In the items below, reproduce verbatim every line from the one containing "marker-square — [515, 423, 526, 434]" down to the one containing "dark-band-1 — [184, 30, 248, 668]", including both of those lines and nothing else.

== Recorded data ==
/---

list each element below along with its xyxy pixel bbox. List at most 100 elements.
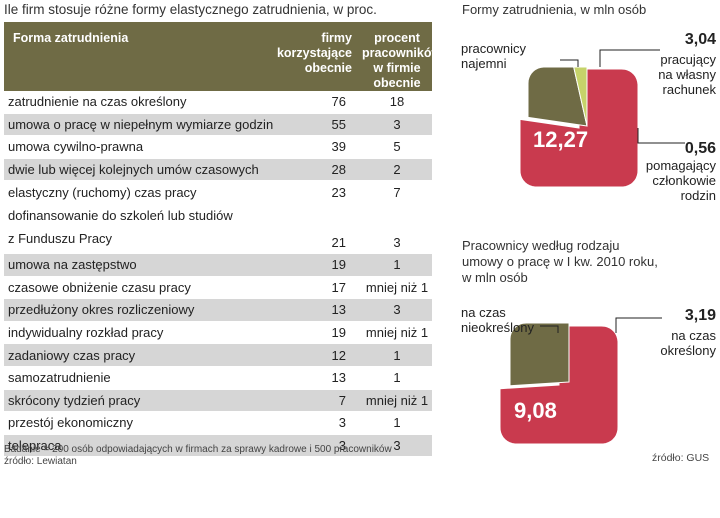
row-form: indywidualny rozkład pracy [4, 321, 272, 345]
header-firms-line2: obecnie [304, 61, 352, 75]
row-form: samozatrudnienie [4, 366, 272, 390]
chart2-title-line3: w mln osób [462, 270, 528, 285]
chart1-label-employees-line2: najemni [461, 56, 507, 71]
header-percent-line2: w firmie obecnie [373, 61, 421, 90]
row-percent: 1 [362, 366, 432, 390]
row-percent: 5 [362, 135, 432, 159]
row-form-line2: z Funduszu Pracy [8, 230, 113, 246]
chart1-label-family-helpers-line2: członkowie [652, 173, 716, 188]
chart1-pie [519, 49, 685, 188]
chart2-pie [499, 317, 662, 445]
chart2-value-fixed-term: 3,19 [684, 307, 716, 324]
table-row: indywidualny rozkład pracy 19 mniej niż … [4, 321, 432, 345]
row-firms: 17 [272, 276, 362, 300]
chart2-value-indefinite: 9,08 [514, 398, 557, 423]
table-header-row: Forma zatrudnienia firmy korzystające obe… [4, 22, 441, 91]
chart2-leader-b [615, 317, 662, 333]
row-firms: 76 [272, 91, 362, 114]
chart1-slice-self-employed [527, 66, 588, 127]
chart2-label-fixed-term-line2: określony [660, 343, 716, 358]
row-form: telepraca [4, 434, 272, 458]
row-firms: 23 [272, 180, 362, 204]
table-row: skrócony tydzień pracy 7 mniej niż 1 [4, 389, 432, 413]
header-percent: procent pracowników w firmie obecnie [362, 22, 441, 91]
table-row: przestój ekonomiczny 3 1 [4, 411, 432, 435]
chart1-label-self-employed-line3: rachunek [662, 82, 716, 97]
chart1-label-family-helpers: pomagający członkowie rodzin [600, 158, 716, 203]
table-row: umowa o pracę w niepełnym wymiarze godzi… [4, 113, 432, 137]
chart2-leader-a [540, 325, 559, 333]
row-percent: 1 [362, 253, 432, 277]
row-firms: 13 [272, 298, 362, 322]
chart1-slice-family-helpers [573, 66, 588, 127]
chart1-label-self-employed: pracujący na własny rachunek [600, 52, 716, 97]
table-source: źródło: Lewiatan [4, 456, 77, 467]
row-percent: 7 [362, 180, 432, 204]
row-firms: 3 [272, 434, 362, 458]
chart2-label-indefinite: na czas nieokreślony [461, 305, 534, 335]
table-note: Badanie = 200 osób odpowiadających w fir… [4, 444, 392, 455]
row-form: przedłużony okres rozliczeniowy [4, 298, 272, 322]
row-firms: 28 [272, 158, 362, 182]
chart1-title: Formy zatrudnienia, w mln osób [462, 2, 647, 17]
row-percent: 18 [362, 91, 432, 114]
row-form: elastyczny (ruchomy) czas pracy [4, 180, 272, 204]
chart1-value-employees: 12,27 [533, 127, 589, 152]
row-percent: 1 [362, 343, 432, 367]
table-row: zadaniowy czas pracy 12 1 [4, 343, 432, 367]
chart2-label-indefinite-line1: na czas [461, 305, 506, 320]
chart2-source: źródło: GUS [652, 452, 710, 464]
chart2-label-fixed-term-line1: na czas [671, 328, 716, 343]
row-form: dofinansowanie do szkoleń lub studiów z F… [4, 203, 272, 254]
chart2-title: Pracownicy według rodzaju umowy o pracę w… [462, 238, 658, 286]
chart1-leader-b [599, 49, 660, 67]
row-firms: 39 [272, 135, 362, 159]
chart1-label-employees: pracownicy najemni [461, 41, 526, 71]
chart1-label-employees-line1: pracownicy [461, 41, 527, 56]
employment-forms-table: Forma zatrudnienia firmy korzystające obe… [4, 22, 441, 458]
row-percent: 3 [362, 298, 432, 322]
chart1-label-family-helpers-line3: rodzin [680, 188, 716, 203]
chart1-slice-employees [519, 68, 639, 188]
chart2-label-indefinite-line2: nieokreślony [461, 320, 534, 335]
chart2-slice-indefinite [499, 325, 619, 445]
row-form: zatrudnienie na czas określony [4, 91, 272, 114]
row-form: dwie lub więcej kolejnych umów czasowych [4, 158, 272, 182]
chart1-leader-c [637, 128, 685, 144]
row-form: zadaniowy czas pracy [4, 343, 272, 367]
row-form-line1: dofinansowanie do szkoleń lub studiów [8, 207, 233, 223]
table-row: dofinansowanie do szkoleń lub studiów z F… [4, 203, 432, 254]
row-form: skrócony tydzień pracy [4, 389, 272, 413]
table-row: umowa na zastępstwo 19 1 [4, 253, 432, 277]
row-form: czasowe obniżenie czasu pracy [4, 276, 272, 300]
row-form: umowa cywilno-prawna [4, 135, 272, 159]
table-row: dwie lub więcej kolejnych umów czasowych… [4, 158, 432, 182]
row-percent: mniej niż 1 [362, 276, 432, 300]
table-row: czasowe obniżenie czasu pracy 17 mniej n… [4, 276, 432, 300]
table-row: elastyczny (ruchomy) czas pracy 23 7 [4, 180, 432, 204]
chart2-title-line2: umowy o pracę w I kw. 2010 roku, [462, 254, 658, 269]
row-firms: 19 [272, 253, 362, 277]
chart1-label-self-employed-line1: pracujący [660, 52, 716, 67]
row-firms: 19 [272, 321, 362, 345]
chart2-title-line1: Pracownicy według rodzaju [462, 238, 620, 253]
row-firms: 21 [272, 203, 362, 254]
row-percent: mniej niż 1 [362, 321, 432, 345]
chart1-value-self-employed: 3,04 [684, 31, 716, 48]
header-firms: firmy korzystające obecnie [272, 22, 362, 91]
row-firms: 12 [272, 343, 362, 367]
chart2-label-fixed-term: na czas określony [600, 328, 716, 358]
row-form: umowa na zastępstwo [4, 253, 272, 277]
table-title: Ile firm stosuje różne formy elastyczneg… [4, 2, 377, 17]
chart1-value-family-helpers: 0,56 [684, 140, 716, 157]
table-row: zatrudnienie na czas określony 76 18 [4, 91, 432, 114]
chart1-leader-a [560, 59, 579, 67]
chart2-slice-fixed-term [509, 322, 570, 387]
row-percent: 1 [362, 411, 432, 435]
table-row: telepraca 3 3 [4, 434, 432, 458]
row-form: umowa o pracę w niepełnym wymiarze godzi… [4, 113, 273, 137]
header-percent-line1: procent pracowników [362, 31, 442, 60]
table-row: umowa cywilno-prawna 39 5 [4, 135, 432, 159]
row-percent: 3 [362, 203, 432, 254]
header-firms-line1: firmy korzystające [276, 31, 352, 60]
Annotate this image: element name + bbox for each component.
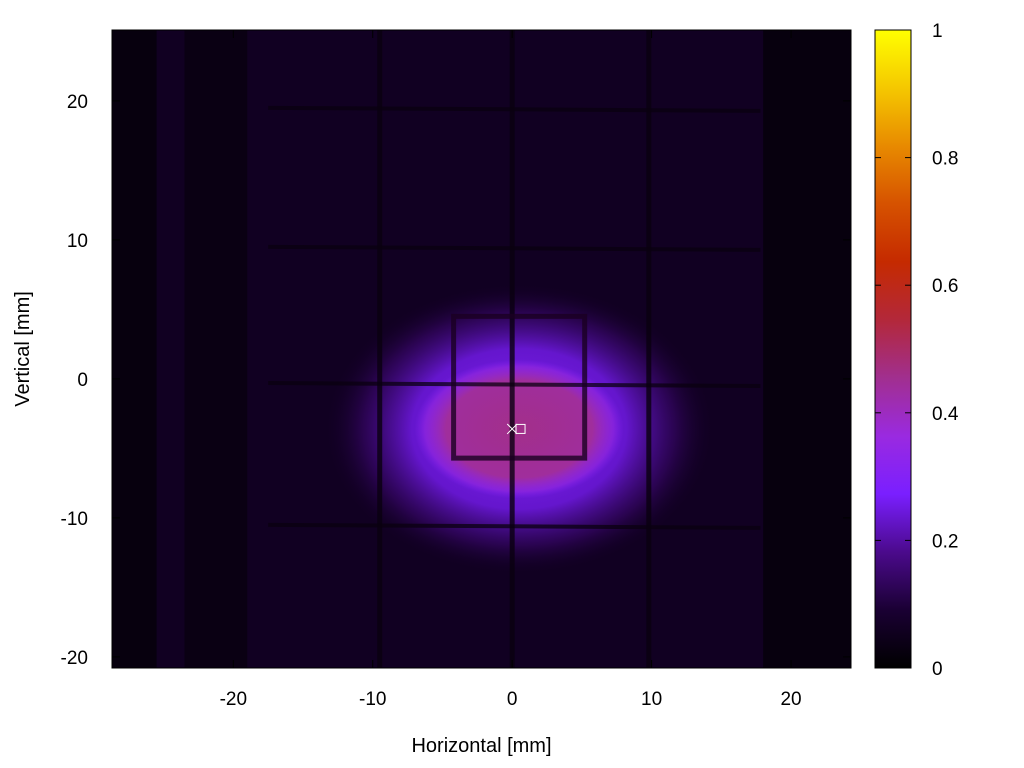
marker-square — [515, 423, 526, 434]
x-tick-label: 10 — [641, 689, 662, 710]
dark-band-2 — [763, 30, 851, 668]
inner-frame — [451, 313, 588, 461]
colorbar-tick-label: 1 — [932, 21, 943, 42]
colorbar-tick-label: 0.4 — [932, 404, 959, 425]
y-tick-label: 0 — [77, 370, 88, 391]
colorbar: 0 0.2 0.4 0.6 0.8 1 — [874, 21, 959, 680]
dark-band-1 — [184, 30, 248, 668]
colorbar-tick-label: 0.2 — [932, 531, 958, 552]
wire-horizontal-0 — [268, 105, 761, 113]
plot-area — [112, 30, 851, 668]
colorbar-gradient — [874, 29, 912, 669]
y-tick-label: -10 — [61, 509, 88, 530]
wire-horizontal-1 — [268, 244, 761, 252]
y-tick-label: -20 — [61, 648, 88, 669]
axes: -20 -10 0 10 20 -20 -10 0 10 20 — [61, 29, 852, 710]
colorbar-tick-label: 0.8 — [932, 149, 958, 170]
x-tick-label: -10 — [359, 689, 386, 710]
x-tick-label: -20 — [220, 689, 247, 710]
wire-horizontal-3 — [268, 522, 761, 530]
marker-x — [506, 423, 518, 435]
y-axis-label: Vertical [mm] — [12, 291, 34, 407]
wire-horizontal-2 — [268, 381, 761, 389]
x-tick-label: 20 — [780, 689, 801, 710]
x-axis-label: Horizontal [mm] — [411, 735, 551, 757]
beam-core — [414, 359, 624, 499]
plot-frame — [111, 29, 852, 669]
y-tick-label: 10 — [67, 231, 88, 252]
dark-band-0 — [112, 30, 157, 668]
y-tick-label: 20 — [67, 92, 88, 113]
colorbar-tick-label: 0.6 — [932, 276, 958, 297]
colorbar-tick-label: 0 — [932, 659, 943, 680]
x-tick-label: 0 — [507, 689, 518, 710]
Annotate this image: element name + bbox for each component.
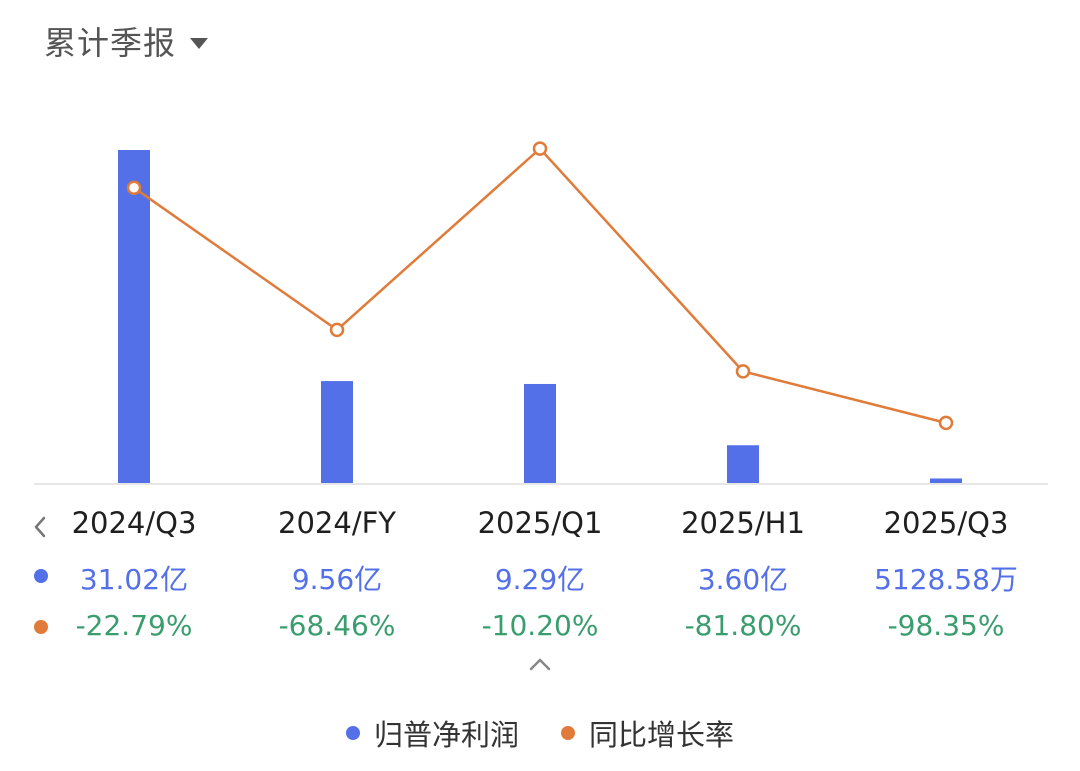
growth-row-dot: [34, 620, 48, 634]
period-label-1: 2024/FY: [278, 506, 396, 540]
growth-rate-value-2: -10.20%: [481, 609, 599, 642]
profit-chart: [34, 141, 1048, 485]
line-point-4[interactable]: [938, 415, 954, 431]
net-profit-value-2: 9.29亿: [494, 563, 586, 596]
growth-rate-value-3: -81.80%: [684, 609, 802, 642]
period-label-2: 2025/Q1: [477, 506, 603, 540]
line-point-0[interactable]: [126, 180, 142, 196]
chevron-up-icon[interactable]: [527, 654, 553, 674]
net-profit-value-0: 31.02亿: [79, 563, 189, 596]
legend-item-net-profit[interactable]: 归普净利润: [345, 712, 519, 754]
net-profit-value-4: 5128.58万: [874, 563, 1018, 596]
caret-down-icon: [190, 37, 209, 49]
bar-2[interactable]: [524, 383, 556, 484]
net-profit-value-1: 9.56亿: [291, 563, 383, 596]
growth-rate-value-1: -68.46%: [278, 609, 396, 642]
line-point-2[interactable]: [532, 141, 548, 156]
legend-dot-net-profit: [345, 726, 360, 740]
bar-4[interactable]: [930, 478, 962, 484]
growth-rate-value-0: -22.79%: [75, 609, 193, 642]
line-point-3[interactable]: [735, 364, 751, 379]
net-profit-value-3: 3.60亿: [697, 563, 789, 596]
period-label-0: 2024/Q3: [71, 506, 197, 540]
chevron-left-icon[interactable]: [30, 512, 50, 542]
legend-item-growth-rate[interactable]: 同比增长率: [561, 712, 734, 754]
chart-legend: 归普净利润 同比增长率: [0, 712, 1080, 754]
bar-1[interactable]: [321, 381, 353, 484]
legend-label-growth-rate: 同比增长率: [589, 718, 735, 752]
net-profit-row-dot: [34, 569, 48, 583]
report-type-selector[interactable]: 累计季报: [44, 18, 209, 64]
bar-3[interactable]: [727, 445, 759, 484]
period-label-3: 2025/H1: [681, 506, 805, 540]
legend-label-net-profit: 归普净利润: [373, 718, 519, 752]
bar-0[interactable]: [118, 150, 150, 484]
growth-rate-line: [133, 146, 947, 425]
growth-rate-value-4: -98.35%: [887, 609, 1005, 642]
line-point-1[interactable]: [329, 322, 345, 338]
period-label-4: 2025/Q3: [883, 506, 1009, 540]
report-type-label: 累计季报: [44, 24, 177, 62]
legend-dot-growth-rate: [561, 726, 575, 740]
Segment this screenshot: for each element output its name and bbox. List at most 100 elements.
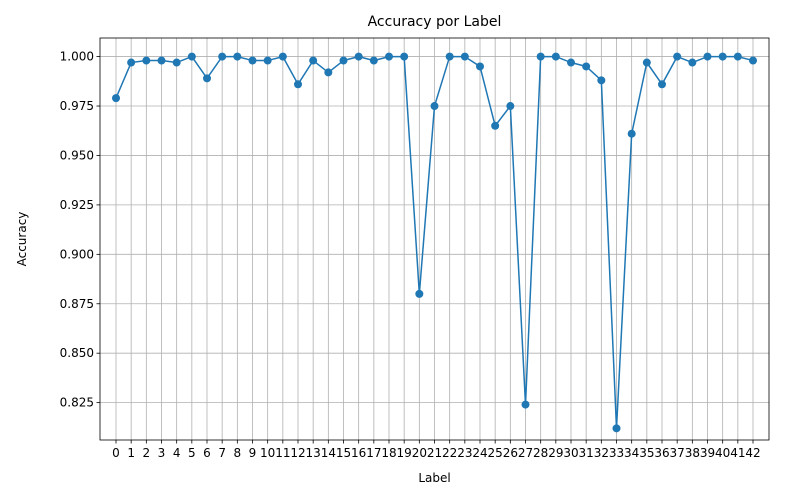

\---

== Response to this task ==
marker-square — [515, 423, 526, 434]
x-tick-label: 10 — [641, 689, 662, 710]
dark-band-2 — [763, 30, 851, 668]
inner-frame — [451, 313, 588, 461]
colorbar-tick-label: 1 — [932, 21, 943, 42]
colorbar-tick-label: 0.4 — [932, 404, 959, 425]
y-tick-label: 0 — [77, 370, 88, 391]
colorbar: 0 0.2 0.4 0.6 0.8 1 — [874, 21, 959, 680]
dark-band-1 — [184, 30, 248, 668]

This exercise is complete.